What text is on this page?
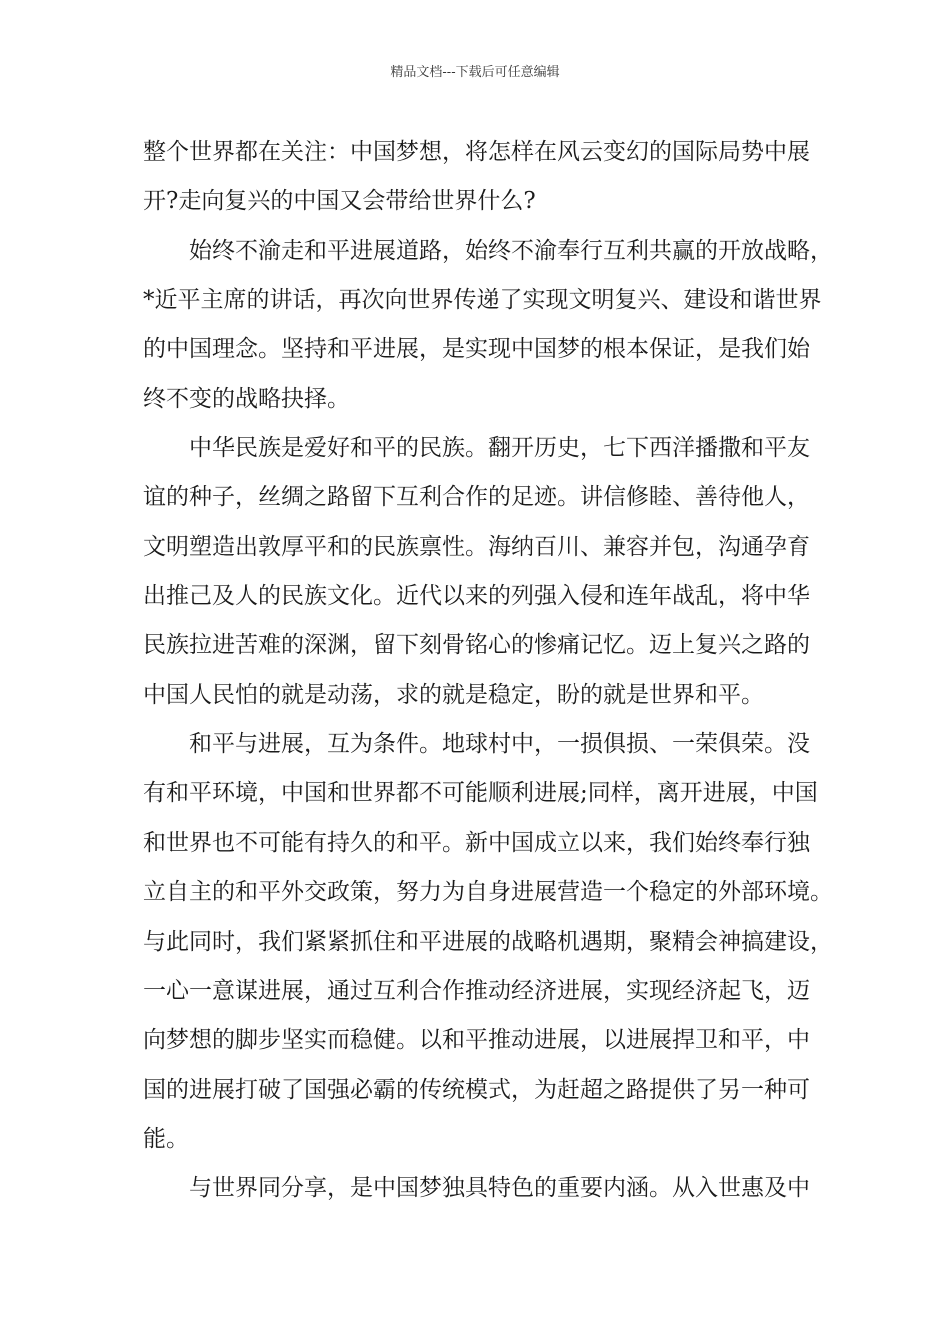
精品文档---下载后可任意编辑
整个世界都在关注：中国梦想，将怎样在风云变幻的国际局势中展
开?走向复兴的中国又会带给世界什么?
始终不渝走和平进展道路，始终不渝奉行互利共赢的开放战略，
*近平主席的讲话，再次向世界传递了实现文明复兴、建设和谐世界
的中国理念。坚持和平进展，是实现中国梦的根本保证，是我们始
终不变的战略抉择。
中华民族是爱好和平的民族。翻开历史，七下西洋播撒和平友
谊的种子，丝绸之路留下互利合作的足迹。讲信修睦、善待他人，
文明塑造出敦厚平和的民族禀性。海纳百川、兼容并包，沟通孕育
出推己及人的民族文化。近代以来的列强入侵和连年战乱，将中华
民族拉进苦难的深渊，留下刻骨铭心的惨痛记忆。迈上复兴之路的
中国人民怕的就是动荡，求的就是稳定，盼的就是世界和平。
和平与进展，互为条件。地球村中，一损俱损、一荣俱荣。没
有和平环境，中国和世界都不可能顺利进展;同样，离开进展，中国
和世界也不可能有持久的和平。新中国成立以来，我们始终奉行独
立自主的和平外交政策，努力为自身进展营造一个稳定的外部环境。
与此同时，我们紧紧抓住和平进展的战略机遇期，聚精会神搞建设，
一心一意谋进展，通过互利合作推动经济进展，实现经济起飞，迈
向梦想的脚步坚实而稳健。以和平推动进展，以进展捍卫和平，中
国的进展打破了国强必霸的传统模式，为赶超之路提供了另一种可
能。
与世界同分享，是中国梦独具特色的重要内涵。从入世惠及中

__Given problem__
Omit the pictures. Transcribe every record exactly.

__The result__
What text is on this page?
精品文档---下载后可任意编辑
整个世界都在关注：中国梦想，将怎样在风云变幻的国际局势中展
开?走向复兴的中国又会带给世界什么?
始终不渝走和平进展道路，始终不渝奉行互利共赢的开放战略，
*近平主席的讲话，再次向世界传递了实现文明复兴、建设和谐世界
的中国理念。坚持和平进展，是实现中国梦的根本保证，是我们始
终不变的战略抉择。
中华民族是爱好和平的民族。翻开历史，七下西洋播撒和平友
谊的种子，丝绸之路留下互利合作的足迹。讲信修睦、善待他人，
文明塑造出敦厚平和的民族禀性。海纳百川、兼容并包，沟通孕育
出推己及人的民族文化。近代以来的列强入侵和连年战乱，将中华
民族拉进苦难的深渊，留下刻骨铭心的惨痛记忆。迈上复兴之路的
中国人民怕的就是动荡，求的就是稳定，盼的就是世界和平。
和平与进展，互为条件。地球村中，一损俱损、一荣俱荣。没
有和平环境，中国和世界都不可能顺利进展;同样，离开进展，中国
和世界也不可能有持久的和平。新中国成立以来，我们始终奉行独
立自主的和平外交政策，努力为自身进展营造一个稳定的外部环境。
与此同时，我们紧紧抓住和平进展的战略机遇期，聚精会神搞建设，
一心一意谋进展，通过互利合作推动经济进展，实现经济起飞，迈
向梦想的脚步坚实而稳健。以和平推动进展，以进展捍卫和平，中
国的进展打破了国强必霸的传统模式，为赶超之路提供了另一种可
能。
与世界同分享，是中国梦独具特色的重要内涵。从入世惠及中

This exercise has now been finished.